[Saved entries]
====
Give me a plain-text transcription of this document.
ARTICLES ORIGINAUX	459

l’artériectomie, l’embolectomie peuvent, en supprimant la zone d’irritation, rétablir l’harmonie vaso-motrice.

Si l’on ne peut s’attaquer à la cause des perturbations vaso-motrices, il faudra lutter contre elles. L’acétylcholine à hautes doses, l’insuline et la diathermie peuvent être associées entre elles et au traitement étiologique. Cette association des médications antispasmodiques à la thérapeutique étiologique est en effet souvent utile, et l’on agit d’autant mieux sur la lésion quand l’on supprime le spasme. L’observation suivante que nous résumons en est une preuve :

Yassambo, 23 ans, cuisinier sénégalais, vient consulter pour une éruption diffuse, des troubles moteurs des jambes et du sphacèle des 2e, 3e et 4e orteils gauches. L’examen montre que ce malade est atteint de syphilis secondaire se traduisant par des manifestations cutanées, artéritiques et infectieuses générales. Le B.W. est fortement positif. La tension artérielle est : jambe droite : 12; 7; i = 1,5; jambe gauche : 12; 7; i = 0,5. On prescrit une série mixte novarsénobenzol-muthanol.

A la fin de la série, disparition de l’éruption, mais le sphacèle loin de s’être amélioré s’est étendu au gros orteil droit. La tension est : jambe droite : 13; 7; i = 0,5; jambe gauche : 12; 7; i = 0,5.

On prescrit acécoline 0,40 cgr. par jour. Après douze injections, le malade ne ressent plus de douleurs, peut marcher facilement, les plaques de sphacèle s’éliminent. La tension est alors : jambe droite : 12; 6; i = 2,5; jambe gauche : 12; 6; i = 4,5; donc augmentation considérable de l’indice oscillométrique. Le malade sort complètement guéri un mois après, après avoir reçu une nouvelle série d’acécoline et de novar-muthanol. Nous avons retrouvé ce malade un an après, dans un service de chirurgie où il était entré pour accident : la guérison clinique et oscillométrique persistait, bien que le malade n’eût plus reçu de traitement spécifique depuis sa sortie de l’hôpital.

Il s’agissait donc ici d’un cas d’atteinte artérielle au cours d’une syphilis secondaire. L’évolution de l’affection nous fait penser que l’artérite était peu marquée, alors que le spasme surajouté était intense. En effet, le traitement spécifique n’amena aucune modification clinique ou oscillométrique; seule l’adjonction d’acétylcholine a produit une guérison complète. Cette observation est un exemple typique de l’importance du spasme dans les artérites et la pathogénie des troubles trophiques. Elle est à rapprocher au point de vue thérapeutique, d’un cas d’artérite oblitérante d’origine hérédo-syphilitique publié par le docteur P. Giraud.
====
Your task is to output the full set of records exactly as presented.

Give me a plain-text transcription of this document.
ARTICLES ORIGINAUX	459

l’artériectomie, l’embolectomie peuvent, en supprimant la zone d’irritation, rétablir l’harmonie vaso-motrice.

Si l’on ne peut s’attaquer à la cause des perturbations vaso-motrices, il faudra lutter contre elles. L’acétylcholine à hautes doses, l’insuline et la diathermie peuvent être associées entre elles et au traitement étiologique. Cette association des médications antispasmodiques à la thérapeutique étiologique est en effet souvent utile, et l’on agit d’autant mieux sur la lésion quand l’on supprime le spasme. L’observation suivante que nous résumons en est une preuve :

Yassambo, 23 ans, cuisinier sénégalais, vient consulter pour une éruption diffuse, des troubles moteurs des jambes et du sphacèle des 2e, 3e et 4e orteils gauches. L’examen montre que ce malade est atteint de syphilis secondaire se traduisant par des manifestations cutanées, artéritiques et infectieuses générales. Le B.W. est fortement positif. La tension artérielle est : jambe droite : 12; 7; i = 1,5; jambe gauche : 12; 7; i = 0,5. On prescrit une série mixte novarsénobenzol-muthanol.

A la fin de la série, disparition de l’éruption, mais le sphacèle loin de s’être amélioré s’est étendu au gros orteil droit. La tension est : jambe droite : 13; 7; i = 0,5; jambe gauche : 12; 7; i = 0,5.

On prescrit acécoline 0,40 cgr. par jour. Après douze injections, le malade ne ressent plus de douleurs, peut marcher facilement, les plaques de sphacèle s’éliminent. La tension est alors : jambe droite : 12; 6; i = 2,5; jambe gauche : 12; 6; i = 4,5; donc augmentation considérable de l’indice oscillométrique. Le malade sort complètement guéri un mois après, après avoir reçu une nouvelle série d’acécoline et de novar-muthanol. Nous avons retrouvé ce malade un an après, dans un service de chirurgie où il était entré pour accident : la guérison clinique et oscillométrique persistait, bien que le malade n’eût plus reçu de traitement spécifique depuis sa sortie de l’hôpital.

Il s’agissait donc ici d’un cas d’atteinte artérielle au cours d’une syphilis secondaire. L’évolution de l’affection nous fait penser que l’artérite était peu marquée, alors que le spasme surajouté était intense. En effet, le traitement spécifique n’amena aucune modification clinique ou oscillométrique; seule l’adjonction d’acétylcholine a produit une guérison complète. Cette observation est un exemple typique de l’importance du spasme dans les artérites et la pathogénie des troubles trophiques. Elle est à rapprocher au point de vue thérapeutique, d’un cas d’artérite oblitérante d’origine hérédo-syphilitique publié par le docteur P. Giraud.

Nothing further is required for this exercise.